_Task details:_ Search the listing below for the string "JSON" and show each line that contains it.
--- start Available data ---
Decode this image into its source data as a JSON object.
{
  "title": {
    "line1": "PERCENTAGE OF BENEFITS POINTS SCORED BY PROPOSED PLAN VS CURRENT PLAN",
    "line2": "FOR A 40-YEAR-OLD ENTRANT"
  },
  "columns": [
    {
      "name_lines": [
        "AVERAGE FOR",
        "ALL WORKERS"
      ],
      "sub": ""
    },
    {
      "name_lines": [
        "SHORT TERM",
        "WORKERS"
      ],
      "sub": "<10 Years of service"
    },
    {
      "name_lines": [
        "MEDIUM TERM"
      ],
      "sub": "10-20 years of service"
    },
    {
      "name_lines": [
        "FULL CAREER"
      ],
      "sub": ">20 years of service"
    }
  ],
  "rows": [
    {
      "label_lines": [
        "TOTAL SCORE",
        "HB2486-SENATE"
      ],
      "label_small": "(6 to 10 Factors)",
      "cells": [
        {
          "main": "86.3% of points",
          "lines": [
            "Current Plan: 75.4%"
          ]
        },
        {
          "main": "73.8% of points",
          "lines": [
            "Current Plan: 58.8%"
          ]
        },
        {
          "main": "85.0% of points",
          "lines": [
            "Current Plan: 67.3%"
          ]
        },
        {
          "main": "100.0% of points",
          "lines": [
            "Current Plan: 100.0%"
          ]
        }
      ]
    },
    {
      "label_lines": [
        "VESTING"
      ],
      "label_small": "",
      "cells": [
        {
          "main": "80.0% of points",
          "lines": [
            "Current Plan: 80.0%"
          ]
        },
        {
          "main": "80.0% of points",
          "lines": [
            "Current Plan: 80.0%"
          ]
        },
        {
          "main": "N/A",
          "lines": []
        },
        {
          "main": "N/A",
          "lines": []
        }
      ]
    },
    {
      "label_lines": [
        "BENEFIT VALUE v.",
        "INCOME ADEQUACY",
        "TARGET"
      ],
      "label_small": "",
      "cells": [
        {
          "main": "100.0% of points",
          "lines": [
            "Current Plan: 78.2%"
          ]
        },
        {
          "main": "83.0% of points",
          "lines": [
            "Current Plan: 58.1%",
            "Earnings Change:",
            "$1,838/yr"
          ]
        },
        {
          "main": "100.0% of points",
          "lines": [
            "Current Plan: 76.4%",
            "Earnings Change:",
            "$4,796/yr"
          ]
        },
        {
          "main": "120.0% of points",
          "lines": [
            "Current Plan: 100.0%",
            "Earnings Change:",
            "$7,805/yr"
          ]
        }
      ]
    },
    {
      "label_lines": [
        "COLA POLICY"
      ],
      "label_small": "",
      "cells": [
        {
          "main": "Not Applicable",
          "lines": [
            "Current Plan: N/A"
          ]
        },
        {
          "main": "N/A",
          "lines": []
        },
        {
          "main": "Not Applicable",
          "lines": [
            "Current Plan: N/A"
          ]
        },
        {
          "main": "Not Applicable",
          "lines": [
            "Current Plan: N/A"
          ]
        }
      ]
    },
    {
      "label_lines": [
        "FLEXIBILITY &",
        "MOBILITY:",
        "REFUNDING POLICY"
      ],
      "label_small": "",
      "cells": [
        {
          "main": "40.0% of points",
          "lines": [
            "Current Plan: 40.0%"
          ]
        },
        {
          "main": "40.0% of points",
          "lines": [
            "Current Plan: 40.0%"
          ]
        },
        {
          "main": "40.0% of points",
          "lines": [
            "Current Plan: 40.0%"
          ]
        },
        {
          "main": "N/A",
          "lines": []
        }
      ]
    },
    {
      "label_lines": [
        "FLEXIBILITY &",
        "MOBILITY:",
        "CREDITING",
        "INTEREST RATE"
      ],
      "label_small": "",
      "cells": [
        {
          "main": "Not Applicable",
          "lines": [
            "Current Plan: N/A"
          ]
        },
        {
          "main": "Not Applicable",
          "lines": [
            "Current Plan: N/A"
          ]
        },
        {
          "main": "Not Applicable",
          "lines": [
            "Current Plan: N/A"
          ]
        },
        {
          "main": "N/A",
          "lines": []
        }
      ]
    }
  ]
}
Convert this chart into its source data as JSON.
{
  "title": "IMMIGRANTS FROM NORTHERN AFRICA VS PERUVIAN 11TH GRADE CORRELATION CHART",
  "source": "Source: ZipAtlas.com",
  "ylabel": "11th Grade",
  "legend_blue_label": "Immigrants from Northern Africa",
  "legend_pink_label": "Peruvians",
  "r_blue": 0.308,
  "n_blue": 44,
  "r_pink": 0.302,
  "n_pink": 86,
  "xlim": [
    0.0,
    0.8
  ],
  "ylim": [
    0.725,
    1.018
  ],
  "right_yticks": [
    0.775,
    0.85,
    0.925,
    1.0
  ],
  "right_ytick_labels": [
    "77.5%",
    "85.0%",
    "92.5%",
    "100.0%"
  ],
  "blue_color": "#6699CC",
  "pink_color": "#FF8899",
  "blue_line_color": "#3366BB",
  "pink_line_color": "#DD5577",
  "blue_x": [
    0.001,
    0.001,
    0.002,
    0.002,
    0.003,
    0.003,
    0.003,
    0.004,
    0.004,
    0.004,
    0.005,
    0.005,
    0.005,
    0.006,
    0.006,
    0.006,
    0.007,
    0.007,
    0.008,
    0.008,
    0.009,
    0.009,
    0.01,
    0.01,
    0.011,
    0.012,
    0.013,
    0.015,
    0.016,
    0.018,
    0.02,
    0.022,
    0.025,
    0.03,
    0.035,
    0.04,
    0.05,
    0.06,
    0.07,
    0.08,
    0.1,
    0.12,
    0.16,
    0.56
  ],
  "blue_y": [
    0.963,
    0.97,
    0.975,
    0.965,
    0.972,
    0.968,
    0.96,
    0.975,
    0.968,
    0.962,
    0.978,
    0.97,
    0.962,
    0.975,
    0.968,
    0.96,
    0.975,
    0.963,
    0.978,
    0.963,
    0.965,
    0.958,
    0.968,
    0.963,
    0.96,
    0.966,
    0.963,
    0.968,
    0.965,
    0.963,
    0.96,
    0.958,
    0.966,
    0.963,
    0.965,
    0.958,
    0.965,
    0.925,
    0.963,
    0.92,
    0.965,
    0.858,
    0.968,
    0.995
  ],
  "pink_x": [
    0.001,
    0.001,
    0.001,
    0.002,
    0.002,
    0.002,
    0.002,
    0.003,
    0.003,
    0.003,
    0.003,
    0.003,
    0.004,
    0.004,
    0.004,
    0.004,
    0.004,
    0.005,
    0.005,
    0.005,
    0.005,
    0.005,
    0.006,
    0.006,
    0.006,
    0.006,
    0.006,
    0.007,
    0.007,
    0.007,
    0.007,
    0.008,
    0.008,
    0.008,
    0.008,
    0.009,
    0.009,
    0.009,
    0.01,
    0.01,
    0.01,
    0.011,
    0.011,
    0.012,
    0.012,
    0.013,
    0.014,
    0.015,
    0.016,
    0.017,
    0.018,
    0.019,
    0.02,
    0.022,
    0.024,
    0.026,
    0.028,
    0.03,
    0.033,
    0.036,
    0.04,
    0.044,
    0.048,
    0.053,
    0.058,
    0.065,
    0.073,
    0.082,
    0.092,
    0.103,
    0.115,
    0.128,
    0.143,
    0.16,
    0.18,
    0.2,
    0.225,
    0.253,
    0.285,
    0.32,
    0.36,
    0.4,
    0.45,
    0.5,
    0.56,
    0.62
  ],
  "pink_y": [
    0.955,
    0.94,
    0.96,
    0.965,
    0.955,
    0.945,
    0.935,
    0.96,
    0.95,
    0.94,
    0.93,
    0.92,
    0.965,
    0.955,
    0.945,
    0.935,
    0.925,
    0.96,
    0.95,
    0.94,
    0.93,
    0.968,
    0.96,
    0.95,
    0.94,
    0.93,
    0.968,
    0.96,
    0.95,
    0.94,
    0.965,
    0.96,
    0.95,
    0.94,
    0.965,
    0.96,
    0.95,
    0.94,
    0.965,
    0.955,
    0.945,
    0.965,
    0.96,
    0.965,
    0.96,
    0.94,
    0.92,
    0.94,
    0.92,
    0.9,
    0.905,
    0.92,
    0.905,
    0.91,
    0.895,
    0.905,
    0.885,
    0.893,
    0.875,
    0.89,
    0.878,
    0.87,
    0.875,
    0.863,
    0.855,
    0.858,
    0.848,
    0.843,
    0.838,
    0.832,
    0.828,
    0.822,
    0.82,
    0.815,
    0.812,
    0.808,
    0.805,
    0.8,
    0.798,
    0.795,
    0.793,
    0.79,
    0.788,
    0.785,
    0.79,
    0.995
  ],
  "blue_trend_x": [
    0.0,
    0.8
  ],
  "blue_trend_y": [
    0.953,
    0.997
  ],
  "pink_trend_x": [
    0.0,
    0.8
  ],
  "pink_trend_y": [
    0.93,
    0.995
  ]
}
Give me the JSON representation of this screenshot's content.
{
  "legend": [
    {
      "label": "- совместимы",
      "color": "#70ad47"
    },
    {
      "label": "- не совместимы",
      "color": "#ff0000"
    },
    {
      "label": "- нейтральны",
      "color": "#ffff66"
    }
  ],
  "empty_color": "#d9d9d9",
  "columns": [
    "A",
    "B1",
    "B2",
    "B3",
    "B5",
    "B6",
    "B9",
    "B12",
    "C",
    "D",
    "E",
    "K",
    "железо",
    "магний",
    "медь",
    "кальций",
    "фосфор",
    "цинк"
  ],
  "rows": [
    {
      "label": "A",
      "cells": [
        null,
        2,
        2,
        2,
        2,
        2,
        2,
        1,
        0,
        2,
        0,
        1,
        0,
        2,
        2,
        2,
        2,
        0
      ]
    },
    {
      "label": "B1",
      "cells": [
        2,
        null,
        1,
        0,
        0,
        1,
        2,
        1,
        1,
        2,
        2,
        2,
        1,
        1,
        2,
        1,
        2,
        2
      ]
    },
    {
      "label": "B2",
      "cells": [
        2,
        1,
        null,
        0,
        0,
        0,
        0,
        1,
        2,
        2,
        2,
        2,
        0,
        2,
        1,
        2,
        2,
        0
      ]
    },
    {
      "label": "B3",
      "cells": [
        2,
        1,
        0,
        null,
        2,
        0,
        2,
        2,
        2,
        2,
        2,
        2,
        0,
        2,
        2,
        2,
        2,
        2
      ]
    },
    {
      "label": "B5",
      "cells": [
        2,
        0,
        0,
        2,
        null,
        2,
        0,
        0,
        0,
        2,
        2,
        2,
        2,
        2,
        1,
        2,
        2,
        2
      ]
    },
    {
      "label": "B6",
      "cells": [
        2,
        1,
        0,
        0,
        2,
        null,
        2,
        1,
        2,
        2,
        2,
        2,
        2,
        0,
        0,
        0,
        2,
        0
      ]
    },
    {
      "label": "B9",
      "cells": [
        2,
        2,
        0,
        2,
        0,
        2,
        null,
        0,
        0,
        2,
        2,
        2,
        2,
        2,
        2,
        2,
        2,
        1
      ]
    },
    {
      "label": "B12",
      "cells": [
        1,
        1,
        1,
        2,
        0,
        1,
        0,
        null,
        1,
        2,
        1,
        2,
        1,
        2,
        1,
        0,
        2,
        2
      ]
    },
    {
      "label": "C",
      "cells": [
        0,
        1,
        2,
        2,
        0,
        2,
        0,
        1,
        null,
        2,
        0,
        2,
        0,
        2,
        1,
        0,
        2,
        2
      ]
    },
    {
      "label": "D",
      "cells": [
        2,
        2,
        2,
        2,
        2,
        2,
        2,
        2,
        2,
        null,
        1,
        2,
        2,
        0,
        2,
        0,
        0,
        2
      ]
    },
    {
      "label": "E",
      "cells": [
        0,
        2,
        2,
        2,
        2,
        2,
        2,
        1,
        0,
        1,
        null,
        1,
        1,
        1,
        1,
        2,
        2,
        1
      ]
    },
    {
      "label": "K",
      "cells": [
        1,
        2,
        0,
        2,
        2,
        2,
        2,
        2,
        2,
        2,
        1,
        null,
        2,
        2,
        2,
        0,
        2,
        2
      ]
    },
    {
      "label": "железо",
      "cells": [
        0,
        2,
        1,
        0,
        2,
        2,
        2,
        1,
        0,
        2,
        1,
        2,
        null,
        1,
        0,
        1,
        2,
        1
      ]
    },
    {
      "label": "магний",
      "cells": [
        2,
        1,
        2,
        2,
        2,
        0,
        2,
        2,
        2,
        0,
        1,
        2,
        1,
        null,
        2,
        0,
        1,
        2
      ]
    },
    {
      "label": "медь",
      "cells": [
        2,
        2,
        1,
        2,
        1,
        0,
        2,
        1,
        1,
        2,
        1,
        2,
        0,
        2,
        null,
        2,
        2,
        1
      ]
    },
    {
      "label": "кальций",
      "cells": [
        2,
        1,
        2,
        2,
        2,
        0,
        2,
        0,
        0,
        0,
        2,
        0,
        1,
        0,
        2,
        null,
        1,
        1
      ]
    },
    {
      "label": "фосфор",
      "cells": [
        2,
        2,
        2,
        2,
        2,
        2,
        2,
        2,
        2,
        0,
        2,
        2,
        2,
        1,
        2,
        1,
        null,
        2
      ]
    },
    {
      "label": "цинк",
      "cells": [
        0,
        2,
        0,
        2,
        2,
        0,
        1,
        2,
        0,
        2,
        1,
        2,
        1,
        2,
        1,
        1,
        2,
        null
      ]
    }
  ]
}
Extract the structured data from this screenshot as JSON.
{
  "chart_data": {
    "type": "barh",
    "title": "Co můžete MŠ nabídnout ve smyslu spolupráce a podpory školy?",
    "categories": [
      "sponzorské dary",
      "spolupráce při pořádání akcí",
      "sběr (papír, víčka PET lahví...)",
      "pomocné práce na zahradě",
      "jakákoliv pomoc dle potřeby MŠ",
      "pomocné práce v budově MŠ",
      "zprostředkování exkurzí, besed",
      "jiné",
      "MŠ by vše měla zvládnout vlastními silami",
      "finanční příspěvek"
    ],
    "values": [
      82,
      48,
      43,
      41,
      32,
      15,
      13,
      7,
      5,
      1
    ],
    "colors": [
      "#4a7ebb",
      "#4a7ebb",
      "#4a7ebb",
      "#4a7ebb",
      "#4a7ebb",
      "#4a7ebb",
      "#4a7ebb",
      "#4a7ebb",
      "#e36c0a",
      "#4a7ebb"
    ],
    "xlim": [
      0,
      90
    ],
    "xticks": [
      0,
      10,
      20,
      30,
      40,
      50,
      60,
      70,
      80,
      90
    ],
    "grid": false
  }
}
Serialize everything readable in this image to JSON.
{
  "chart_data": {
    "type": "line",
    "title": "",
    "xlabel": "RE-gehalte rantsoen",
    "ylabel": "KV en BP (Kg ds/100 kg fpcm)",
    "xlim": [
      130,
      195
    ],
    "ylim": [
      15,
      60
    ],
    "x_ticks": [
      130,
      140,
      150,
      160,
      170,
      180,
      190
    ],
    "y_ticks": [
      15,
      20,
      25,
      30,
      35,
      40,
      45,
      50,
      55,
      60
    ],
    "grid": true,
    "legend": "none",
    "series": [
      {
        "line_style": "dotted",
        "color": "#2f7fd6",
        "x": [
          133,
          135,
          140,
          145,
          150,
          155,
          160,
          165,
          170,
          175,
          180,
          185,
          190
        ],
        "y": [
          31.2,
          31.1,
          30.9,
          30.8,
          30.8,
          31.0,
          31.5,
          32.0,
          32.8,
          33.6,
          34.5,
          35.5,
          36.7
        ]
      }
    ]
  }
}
--- end Available data ---
_Reply to the task:_
Decode this image into its source data as a JSON object.
Convert this chart into its source data as JSON.
Give me the JSON representation of this screenshot's content.
Extract the structured data from this screenshot as JSON.
Serialize everything readable in this image to JSON.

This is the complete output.